● SUPPLIED ENTRIES:
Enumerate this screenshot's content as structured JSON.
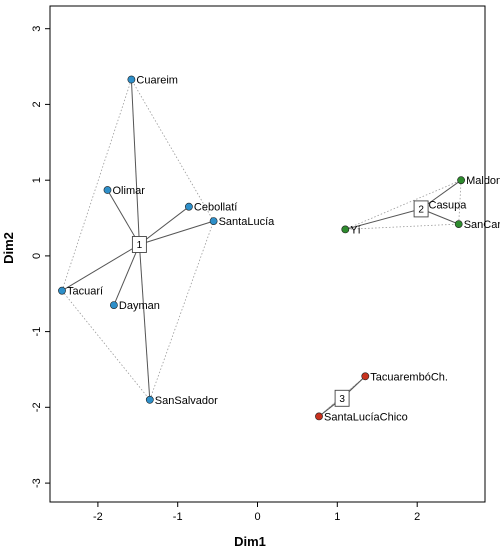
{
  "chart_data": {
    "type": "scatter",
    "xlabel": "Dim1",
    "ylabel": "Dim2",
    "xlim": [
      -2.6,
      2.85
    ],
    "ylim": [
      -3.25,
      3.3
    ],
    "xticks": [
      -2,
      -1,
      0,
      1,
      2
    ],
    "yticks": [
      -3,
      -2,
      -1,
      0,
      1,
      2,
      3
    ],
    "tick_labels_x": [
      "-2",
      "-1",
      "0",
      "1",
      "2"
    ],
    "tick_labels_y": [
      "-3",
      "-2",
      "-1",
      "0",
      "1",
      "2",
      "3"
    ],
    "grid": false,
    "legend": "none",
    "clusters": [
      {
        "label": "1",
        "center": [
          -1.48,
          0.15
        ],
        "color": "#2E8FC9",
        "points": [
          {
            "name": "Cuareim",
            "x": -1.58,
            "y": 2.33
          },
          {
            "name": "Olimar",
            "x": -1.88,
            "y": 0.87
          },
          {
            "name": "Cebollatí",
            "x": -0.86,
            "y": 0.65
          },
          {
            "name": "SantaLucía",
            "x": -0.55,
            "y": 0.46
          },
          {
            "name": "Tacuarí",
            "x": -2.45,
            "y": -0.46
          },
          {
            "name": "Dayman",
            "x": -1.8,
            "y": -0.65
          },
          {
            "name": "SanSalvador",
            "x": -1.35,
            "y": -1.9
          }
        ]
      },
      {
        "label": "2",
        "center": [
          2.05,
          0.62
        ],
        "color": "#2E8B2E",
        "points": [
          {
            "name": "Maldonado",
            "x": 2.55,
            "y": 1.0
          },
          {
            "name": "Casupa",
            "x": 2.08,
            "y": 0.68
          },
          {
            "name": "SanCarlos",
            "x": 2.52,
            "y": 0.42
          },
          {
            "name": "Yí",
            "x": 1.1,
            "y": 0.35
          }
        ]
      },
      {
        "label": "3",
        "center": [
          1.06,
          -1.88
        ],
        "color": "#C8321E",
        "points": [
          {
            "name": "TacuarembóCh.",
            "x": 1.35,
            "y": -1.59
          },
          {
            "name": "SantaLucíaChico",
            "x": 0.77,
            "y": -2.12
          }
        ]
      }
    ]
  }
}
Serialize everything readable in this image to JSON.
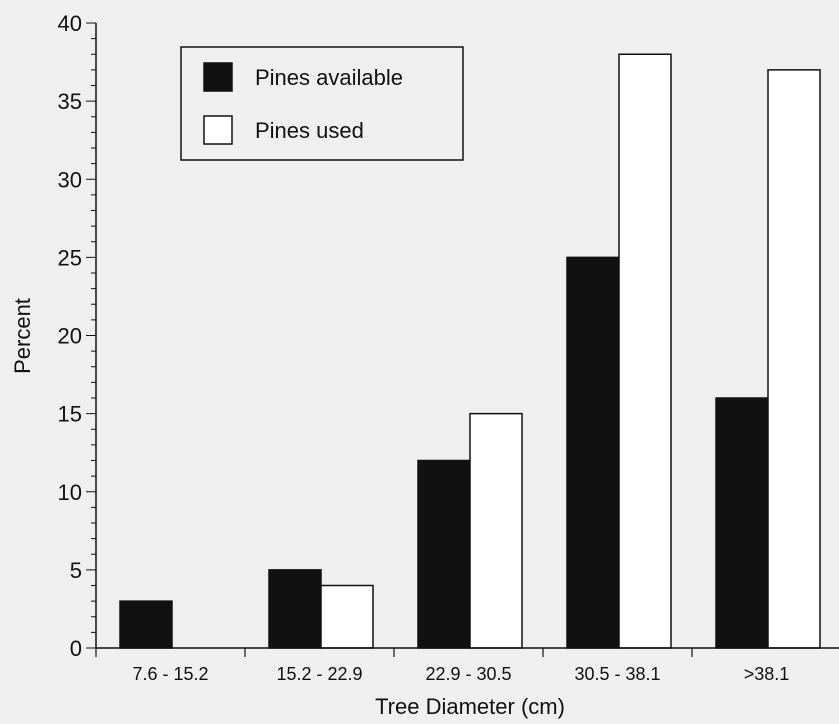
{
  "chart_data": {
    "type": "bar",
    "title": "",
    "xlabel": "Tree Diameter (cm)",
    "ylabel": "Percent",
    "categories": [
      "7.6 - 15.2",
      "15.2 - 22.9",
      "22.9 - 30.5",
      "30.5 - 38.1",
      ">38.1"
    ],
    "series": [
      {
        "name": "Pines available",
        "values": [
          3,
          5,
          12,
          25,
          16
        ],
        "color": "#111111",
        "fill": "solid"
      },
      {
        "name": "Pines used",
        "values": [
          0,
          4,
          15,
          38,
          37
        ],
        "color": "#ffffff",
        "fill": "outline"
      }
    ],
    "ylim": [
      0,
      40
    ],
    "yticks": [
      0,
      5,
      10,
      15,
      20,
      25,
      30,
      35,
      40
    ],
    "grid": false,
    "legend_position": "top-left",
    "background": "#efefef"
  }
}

● TO BE DONE: Find how many of the lines above have the word "JSON" in them. State only that number.

● COMPLETE ANSWER: 2